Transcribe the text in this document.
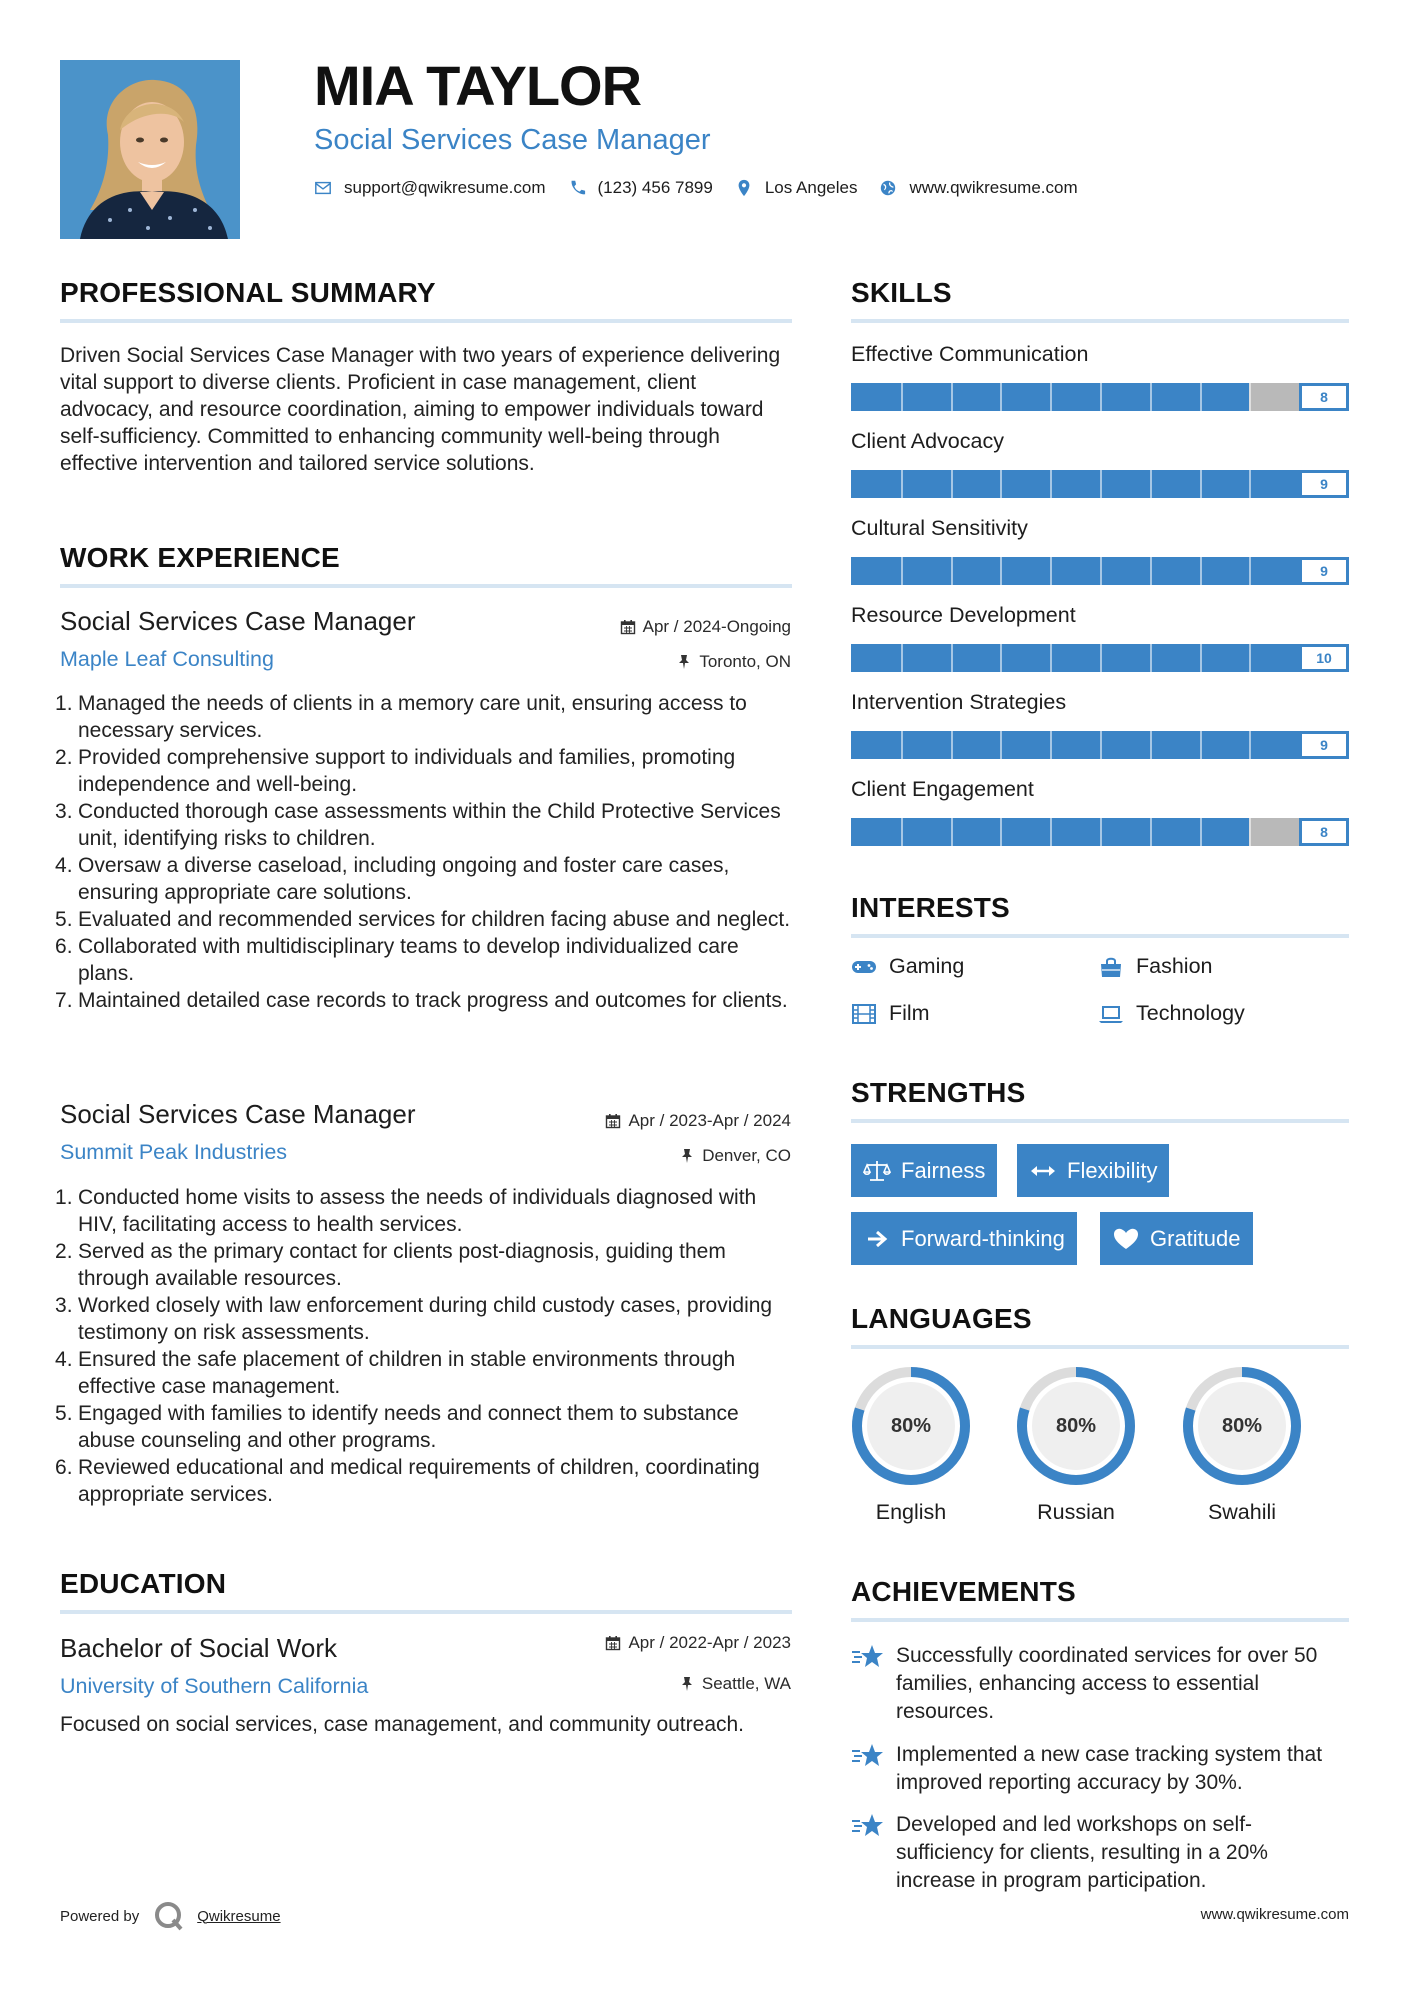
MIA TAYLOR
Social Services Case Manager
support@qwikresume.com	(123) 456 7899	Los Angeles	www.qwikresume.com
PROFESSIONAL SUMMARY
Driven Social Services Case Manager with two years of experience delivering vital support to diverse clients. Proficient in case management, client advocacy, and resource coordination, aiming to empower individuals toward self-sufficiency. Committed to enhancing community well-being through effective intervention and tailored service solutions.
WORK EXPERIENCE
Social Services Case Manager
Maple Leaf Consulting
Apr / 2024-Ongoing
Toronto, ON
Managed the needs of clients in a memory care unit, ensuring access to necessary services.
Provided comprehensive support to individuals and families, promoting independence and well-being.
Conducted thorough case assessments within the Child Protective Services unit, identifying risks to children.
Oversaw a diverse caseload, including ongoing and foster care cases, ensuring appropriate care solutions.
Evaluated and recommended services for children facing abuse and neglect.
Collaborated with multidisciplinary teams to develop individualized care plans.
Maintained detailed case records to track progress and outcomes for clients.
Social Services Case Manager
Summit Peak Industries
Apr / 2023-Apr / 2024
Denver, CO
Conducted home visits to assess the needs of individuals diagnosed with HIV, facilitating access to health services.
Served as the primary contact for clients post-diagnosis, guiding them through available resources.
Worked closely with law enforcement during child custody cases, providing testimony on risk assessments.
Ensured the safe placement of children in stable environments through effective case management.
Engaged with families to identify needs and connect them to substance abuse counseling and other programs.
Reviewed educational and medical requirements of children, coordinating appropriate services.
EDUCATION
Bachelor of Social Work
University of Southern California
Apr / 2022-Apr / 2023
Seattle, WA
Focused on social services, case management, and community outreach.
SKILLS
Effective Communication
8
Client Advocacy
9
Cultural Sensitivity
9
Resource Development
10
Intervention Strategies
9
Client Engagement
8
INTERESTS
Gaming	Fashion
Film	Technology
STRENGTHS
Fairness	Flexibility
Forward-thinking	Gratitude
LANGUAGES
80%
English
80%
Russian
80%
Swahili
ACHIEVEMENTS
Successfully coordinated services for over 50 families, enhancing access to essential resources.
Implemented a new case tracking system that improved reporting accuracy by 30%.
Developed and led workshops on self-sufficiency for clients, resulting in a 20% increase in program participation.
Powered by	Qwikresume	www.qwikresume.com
■ ■ ■
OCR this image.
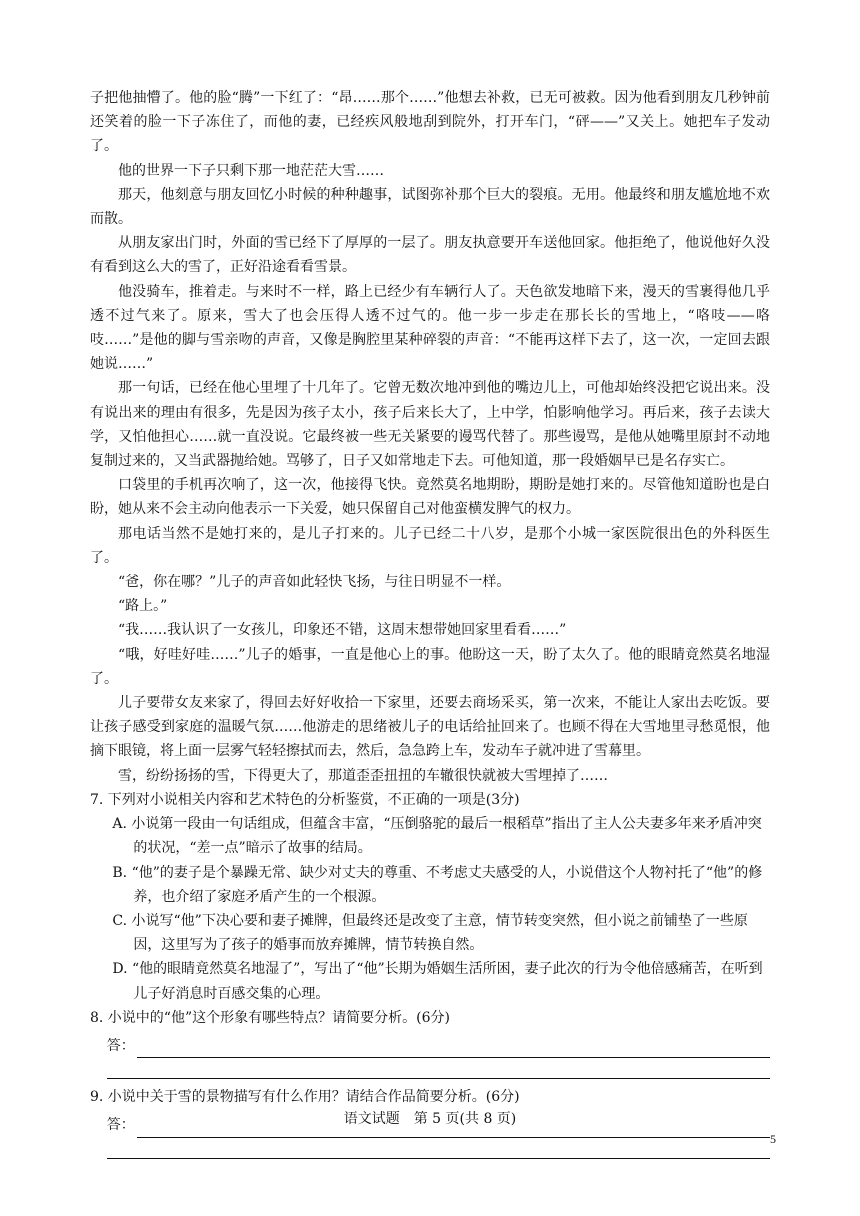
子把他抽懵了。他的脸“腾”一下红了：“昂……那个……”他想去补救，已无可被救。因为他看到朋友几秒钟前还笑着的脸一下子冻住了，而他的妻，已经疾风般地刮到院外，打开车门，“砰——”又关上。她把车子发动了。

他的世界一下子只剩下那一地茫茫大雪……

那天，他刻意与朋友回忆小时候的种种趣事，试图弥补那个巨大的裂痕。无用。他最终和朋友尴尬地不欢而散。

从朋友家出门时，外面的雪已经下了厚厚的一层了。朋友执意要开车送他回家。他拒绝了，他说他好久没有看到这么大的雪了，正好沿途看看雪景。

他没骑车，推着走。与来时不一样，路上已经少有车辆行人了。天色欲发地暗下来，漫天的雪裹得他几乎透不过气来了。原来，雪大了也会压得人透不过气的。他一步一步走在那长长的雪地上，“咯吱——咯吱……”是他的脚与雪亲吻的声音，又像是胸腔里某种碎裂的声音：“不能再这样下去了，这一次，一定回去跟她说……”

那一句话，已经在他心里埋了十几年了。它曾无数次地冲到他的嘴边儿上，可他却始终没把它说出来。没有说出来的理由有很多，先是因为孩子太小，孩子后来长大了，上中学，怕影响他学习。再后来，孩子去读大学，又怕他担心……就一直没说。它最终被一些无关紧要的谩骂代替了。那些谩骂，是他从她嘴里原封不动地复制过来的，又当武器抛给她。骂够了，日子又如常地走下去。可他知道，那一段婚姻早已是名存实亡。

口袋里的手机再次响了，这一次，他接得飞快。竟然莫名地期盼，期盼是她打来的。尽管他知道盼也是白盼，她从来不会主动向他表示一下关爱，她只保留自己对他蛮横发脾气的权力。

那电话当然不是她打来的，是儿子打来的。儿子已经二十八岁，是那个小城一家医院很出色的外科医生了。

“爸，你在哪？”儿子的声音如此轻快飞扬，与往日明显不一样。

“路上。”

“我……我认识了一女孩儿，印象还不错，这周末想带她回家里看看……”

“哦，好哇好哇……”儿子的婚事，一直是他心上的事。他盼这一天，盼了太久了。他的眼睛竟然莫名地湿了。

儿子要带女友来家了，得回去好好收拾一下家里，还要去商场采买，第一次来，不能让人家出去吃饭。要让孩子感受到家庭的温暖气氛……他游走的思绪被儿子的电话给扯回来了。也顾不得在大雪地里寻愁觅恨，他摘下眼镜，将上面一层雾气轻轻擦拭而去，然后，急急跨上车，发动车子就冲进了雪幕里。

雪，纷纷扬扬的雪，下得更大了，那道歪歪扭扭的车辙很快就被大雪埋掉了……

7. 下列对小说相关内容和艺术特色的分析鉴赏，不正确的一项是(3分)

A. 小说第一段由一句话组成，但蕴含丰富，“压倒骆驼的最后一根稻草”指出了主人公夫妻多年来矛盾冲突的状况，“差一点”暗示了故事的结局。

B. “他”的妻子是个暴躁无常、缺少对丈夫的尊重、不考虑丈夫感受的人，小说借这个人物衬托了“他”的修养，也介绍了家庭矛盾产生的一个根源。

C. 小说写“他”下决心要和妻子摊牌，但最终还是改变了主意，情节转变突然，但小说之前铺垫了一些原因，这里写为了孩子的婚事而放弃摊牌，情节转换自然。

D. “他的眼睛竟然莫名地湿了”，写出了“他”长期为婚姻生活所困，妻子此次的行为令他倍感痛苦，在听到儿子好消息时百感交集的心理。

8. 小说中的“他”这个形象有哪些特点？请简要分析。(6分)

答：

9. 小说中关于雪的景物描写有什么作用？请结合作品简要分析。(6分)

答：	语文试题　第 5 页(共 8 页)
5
■ ■ ■
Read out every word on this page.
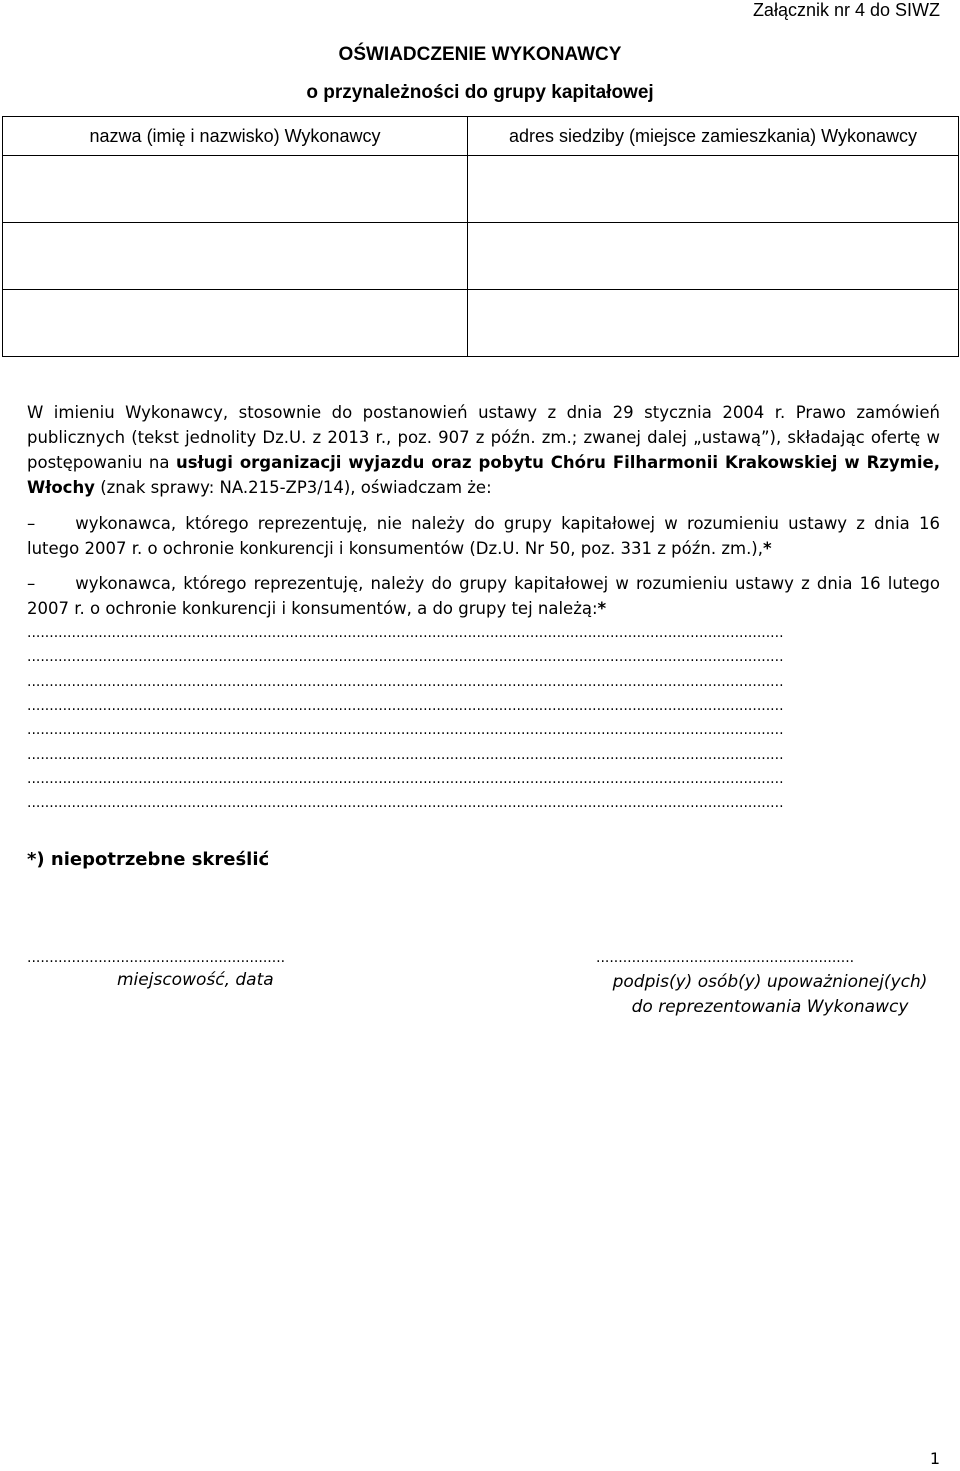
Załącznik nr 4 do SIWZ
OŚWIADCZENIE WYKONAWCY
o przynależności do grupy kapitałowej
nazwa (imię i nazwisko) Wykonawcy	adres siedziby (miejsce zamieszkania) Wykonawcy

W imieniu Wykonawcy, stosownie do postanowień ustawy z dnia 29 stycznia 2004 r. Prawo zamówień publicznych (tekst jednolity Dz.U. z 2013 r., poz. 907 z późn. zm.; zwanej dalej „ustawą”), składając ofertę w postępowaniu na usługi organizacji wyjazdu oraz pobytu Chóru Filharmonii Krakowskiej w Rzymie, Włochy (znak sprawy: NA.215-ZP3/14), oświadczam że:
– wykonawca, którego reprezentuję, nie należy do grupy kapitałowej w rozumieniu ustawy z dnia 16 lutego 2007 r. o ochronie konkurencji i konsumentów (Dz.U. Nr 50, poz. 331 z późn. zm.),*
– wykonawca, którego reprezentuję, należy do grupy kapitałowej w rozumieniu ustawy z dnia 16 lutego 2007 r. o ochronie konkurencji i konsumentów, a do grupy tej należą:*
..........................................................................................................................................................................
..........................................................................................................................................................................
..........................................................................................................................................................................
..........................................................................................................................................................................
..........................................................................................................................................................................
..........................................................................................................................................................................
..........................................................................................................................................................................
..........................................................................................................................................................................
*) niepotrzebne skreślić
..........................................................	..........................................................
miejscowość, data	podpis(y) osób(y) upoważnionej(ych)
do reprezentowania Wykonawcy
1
■ ■ ■
In the data above, how many lines contain the string "this"? Answer with the number only.

TASK RESPONSE
3